#### [Exercise goal]
In the listing below, locate the lines that hold the string "humorũ". Copy those lines.

#### [Data section]
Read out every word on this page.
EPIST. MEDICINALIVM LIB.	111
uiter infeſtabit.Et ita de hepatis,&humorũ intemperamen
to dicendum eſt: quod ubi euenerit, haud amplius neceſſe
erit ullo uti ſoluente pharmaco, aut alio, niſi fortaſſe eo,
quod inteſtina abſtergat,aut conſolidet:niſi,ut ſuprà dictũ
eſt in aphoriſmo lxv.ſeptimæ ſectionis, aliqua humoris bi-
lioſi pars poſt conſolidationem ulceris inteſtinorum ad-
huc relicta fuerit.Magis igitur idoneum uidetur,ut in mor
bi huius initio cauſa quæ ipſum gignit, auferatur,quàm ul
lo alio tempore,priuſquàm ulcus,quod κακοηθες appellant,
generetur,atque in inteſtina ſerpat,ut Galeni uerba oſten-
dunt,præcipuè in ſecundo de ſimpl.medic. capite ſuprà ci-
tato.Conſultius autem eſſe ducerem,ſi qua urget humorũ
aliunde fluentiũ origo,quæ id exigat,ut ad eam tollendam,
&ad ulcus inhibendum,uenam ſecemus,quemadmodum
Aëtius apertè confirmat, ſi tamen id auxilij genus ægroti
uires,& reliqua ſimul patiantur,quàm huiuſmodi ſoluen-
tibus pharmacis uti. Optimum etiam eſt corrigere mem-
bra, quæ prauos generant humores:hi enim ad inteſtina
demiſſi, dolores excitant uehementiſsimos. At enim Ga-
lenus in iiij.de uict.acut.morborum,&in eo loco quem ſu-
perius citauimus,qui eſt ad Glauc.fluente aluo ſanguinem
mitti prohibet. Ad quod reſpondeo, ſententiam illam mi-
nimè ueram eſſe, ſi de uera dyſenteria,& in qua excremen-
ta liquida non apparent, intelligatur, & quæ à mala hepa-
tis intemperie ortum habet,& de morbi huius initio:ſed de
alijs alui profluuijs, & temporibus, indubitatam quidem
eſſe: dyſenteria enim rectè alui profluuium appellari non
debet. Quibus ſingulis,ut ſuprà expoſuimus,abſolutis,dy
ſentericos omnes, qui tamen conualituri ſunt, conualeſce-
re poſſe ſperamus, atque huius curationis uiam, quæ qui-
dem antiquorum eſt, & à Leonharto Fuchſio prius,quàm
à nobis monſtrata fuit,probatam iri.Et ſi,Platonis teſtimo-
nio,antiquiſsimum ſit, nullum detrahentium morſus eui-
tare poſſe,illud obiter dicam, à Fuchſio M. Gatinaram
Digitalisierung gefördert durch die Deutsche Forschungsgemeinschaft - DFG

#### [Output for this exercise]
uiter infeſtabit.Et ita de hepatis,&humorũ intemperamen
tato.Conſultius autem eſſe ducerem,ſi qua urget humorũ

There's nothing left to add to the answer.